# DATA TO PROCESS:
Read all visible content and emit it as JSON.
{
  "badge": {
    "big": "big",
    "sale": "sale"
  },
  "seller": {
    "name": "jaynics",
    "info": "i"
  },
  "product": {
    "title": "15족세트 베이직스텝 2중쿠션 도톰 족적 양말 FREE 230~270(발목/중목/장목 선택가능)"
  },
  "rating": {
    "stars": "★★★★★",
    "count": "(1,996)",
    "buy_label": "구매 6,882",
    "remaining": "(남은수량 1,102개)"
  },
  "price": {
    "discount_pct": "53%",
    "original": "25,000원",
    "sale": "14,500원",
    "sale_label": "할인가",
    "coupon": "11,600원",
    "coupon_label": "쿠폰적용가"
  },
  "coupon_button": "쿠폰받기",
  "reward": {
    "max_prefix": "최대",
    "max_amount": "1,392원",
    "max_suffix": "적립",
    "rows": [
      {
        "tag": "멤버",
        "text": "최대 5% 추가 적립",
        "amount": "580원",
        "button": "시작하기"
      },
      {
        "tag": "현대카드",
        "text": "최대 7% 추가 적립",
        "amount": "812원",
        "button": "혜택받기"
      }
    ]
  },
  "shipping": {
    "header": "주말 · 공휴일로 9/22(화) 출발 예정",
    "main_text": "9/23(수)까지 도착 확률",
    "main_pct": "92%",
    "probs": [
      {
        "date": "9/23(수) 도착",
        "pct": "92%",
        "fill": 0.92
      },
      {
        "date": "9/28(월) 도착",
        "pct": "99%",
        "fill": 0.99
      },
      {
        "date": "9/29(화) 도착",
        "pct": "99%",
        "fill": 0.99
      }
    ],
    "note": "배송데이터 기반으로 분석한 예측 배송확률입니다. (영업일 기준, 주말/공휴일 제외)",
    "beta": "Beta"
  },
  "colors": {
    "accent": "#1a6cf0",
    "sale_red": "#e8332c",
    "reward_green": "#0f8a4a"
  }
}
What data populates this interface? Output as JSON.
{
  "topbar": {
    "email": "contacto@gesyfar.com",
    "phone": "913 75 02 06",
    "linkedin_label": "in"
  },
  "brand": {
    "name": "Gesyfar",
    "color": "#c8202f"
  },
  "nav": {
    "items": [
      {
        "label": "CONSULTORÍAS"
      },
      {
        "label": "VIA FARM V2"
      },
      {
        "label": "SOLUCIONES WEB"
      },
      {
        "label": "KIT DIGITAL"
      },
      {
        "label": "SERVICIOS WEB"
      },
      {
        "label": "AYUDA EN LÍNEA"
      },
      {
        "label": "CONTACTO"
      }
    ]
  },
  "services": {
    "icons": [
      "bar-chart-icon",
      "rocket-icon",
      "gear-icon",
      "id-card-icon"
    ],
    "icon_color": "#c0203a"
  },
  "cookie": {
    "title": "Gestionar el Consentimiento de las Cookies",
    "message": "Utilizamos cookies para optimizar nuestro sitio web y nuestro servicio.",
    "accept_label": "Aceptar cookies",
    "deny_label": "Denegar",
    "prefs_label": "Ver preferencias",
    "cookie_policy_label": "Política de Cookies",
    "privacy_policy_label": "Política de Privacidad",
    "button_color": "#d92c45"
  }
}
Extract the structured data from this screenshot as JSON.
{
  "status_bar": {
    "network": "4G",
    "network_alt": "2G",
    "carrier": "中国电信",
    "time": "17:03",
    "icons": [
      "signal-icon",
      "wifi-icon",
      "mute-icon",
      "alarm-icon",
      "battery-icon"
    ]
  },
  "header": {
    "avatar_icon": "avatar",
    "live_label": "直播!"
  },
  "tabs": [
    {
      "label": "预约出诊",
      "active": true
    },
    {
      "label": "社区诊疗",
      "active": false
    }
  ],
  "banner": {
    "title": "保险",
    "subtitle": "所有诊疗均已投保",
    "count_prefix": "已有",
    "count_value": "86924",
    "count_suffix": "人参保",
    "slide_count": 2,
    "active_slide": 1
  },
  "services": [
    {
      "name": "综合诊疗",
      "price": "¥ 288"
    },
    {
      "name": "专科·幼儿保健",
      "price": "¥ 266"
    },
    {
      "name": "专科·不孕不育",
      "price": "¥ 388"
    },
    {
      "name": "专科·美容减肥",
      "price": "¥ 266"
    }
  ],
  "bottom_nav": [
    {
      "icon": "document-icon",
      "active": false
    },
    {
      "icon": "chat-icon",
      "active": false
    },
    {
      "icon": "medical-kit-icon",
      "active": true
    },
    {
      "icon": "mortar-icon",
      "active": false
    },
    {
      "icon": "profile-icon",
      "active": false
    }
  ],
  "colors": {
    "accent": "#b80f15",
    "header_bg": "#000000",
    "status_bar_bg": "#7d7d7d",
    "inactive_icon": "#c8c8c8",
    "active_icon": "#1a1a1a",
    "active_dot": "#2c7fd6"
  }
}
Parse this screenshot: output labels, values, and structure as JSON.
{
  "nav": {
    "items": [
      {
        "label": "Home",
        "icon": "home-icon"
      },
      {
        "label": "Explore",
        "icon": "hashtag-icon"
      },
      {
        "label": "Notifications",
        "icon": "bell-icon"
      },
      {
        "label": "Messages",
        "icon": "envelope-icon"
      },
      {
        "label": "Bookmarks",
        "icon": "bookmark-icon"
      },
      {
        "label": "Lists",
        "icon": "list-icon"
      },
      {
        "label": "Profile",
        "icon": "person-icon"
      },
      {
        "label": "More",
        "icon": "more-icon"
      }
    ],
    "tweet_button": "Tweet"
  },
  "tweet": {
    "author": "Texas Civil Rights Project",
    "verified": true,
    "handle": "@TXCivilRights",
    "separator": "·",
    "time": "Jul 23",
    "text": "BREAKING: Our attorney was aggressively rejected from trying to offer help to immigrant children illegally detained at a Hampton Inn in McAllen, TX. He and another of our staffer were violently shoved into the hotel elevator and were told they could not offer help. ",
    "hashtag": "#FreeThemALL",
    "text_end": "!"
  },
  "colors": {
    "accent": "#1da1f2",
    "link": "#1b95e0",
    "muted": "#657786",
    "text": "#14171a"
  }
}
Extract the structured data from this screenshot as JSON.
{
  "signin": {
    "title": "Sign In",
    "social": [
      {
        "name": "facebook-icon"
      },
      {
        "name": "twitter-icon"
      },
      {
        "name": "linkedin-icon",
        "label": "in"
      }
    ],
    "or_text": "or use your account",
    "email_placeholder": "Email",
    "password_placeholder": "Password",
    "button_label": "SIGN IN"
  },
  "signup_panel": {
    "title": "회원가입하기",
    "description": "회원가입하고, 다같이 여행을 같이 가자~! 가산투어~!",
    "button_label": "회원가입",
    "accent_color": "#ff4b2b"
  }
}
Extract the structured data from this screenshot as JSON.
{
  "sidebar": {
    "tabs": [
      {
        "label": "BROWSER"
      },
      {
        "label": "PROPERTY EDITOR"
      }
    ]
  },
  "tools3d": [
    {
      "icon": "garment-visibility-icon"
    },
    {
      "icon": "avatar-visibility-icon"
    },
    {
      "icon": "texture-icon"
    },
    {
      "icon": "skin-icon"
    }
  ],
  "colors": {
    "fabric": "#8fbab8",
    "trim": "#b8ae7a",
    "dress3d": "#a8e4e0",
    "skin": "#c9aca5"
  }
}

# WORK TO BE COMPLETED:
Reply with only the number of lines in the material above where the string "visibility" appears.

# SOLUTION FOR THIS PROBLEM:
2